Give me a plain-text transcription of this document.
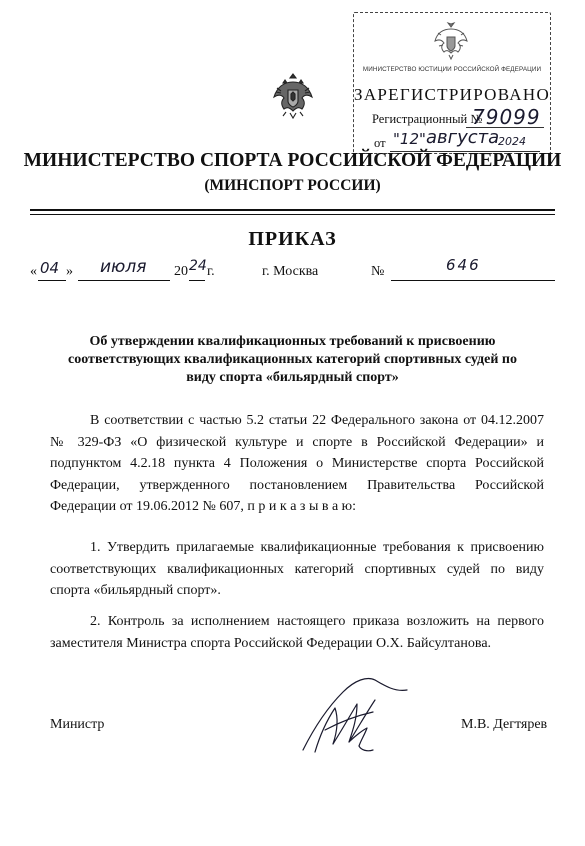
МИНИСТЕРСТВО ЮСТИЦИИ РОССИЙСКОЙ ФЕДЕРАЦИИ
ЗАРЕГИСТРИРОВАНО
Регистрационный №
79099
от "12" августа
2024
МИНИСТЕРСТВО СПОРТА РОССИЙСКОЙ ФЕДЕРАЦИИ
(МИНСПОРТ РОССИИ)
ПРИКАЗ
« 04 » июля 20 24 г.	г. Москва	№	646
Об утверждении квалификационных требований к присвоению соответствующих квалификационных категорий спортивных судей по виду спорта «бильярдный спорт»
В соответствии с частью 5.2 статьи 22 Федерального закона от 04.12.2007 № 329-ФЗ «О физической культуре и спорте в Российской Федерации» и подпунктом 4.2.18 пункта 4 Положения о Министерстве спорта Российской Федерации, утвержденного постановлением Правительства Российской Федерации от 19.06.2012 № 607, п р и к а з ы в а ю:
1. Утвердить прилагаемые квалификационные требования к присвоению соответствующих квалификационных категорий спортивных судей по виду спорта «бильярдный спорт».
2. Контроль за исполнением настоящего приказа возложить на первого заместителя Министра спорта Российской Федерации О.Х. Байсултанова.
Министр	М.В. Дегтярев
- - -
▶ TASK PROMPT
From the data above, copy each line that has the string "спортивных".

▶ CORRECT ANSWER
Об утверждении квалификационных требований к присвоению соответствующих квалификационных категорий спортивных судей по виду спорта «бильярдный спорт»
1. Утвердить прилагаемые квалификационные требования к присвоению соответствующих квалификационных категорий спортивных судей по виду спорта «бильярдный спорт».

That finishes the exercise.